-- Exercise prompt --
Gather from the listing below each line that includes the word "this", and copy it.

[Dataset items]
⁂
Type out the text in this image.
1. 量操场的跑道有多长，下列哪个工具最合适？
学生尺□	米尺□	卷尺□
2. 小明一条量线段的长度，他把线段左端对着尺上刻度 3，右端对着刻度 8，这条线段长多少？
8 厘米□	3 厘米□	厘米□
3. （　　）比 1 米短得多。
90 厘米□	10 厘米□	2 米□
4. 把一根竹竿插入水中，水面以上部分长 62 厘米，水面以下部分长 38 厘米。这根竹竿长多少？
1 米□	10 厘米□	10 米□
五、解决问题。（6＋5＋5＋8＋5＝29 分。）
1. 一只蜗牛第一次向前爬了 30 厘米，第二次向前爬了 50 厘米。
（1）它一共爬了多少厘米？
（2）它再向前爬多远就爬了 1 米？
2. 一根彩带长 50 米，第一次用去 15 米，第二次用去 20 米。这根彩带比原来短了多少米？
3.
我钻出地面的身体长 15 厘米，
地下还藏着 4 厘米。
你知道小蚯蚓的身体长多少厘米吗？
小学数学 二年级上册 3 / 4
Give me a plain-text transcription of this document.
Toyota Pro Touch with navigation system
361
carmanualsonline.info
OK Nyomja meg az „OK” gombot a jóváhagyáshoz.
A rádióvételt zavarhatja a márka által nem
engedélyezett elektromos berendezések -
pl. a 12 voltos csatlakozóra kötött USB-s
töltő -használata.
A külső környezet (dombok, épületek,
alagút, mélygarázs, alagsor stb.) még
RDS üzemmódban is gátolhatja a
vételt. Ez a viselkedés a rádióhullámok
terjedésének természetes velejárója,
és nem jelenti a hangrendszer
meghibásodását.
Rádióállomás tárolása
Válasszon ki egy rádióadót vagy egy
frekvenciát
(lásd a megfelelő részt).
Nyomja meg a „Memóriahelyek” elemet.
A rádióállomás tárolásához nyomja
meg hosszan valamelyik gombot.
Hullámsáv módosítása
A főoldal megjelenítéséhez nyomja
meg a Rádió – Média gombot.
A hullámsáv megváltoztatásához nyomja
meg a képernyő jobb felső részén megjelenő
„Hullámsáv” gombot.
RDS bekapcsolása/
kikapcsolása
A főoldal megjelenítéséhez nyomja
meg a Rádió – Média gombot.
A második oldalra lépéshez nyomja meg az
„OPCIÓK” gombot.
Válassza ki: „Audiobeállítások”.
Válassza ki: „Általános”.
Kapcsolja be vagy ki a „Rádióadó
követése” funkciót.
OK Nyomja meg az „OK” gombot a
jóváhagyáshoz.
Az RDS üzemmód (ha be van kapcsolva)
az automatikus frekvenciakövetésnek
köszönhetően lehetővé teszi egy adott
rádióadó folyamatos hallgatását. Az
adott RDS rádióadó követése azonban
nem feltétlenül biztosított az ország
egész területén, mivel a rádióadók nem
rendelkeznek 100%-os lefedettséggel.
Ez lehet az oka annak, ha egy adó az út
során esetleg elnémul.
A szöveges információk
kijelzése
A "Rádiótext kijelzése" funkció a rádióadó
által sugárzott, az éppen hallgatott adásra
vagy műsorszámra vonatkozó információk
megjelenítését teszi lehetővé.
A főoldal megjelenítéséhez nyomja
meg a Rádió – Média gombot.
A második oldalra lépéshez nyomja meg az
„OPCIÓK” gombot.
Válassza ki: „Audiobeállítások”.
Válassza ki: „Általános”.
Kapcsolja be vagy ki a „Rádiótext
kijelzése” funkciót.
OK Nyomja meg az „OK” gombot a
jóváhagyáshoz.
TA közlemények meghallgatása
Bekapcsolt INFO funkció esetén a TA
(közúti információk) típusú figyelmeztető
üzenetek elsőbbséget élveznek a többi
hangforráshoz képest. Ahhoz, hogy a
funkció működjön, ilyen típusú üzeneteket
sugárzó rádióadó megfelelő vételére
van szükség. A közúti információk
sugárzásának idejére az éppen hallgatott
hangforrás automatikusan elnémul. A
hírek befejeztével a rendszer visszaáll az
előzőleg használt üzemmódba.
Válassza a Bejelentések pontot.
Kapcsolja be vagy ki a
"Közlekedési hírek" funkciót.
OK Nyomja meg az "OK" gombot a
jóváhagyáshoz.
⁂
-- Exercise response --
Type out the text in this image.
Give me a plain-text transcription of this document.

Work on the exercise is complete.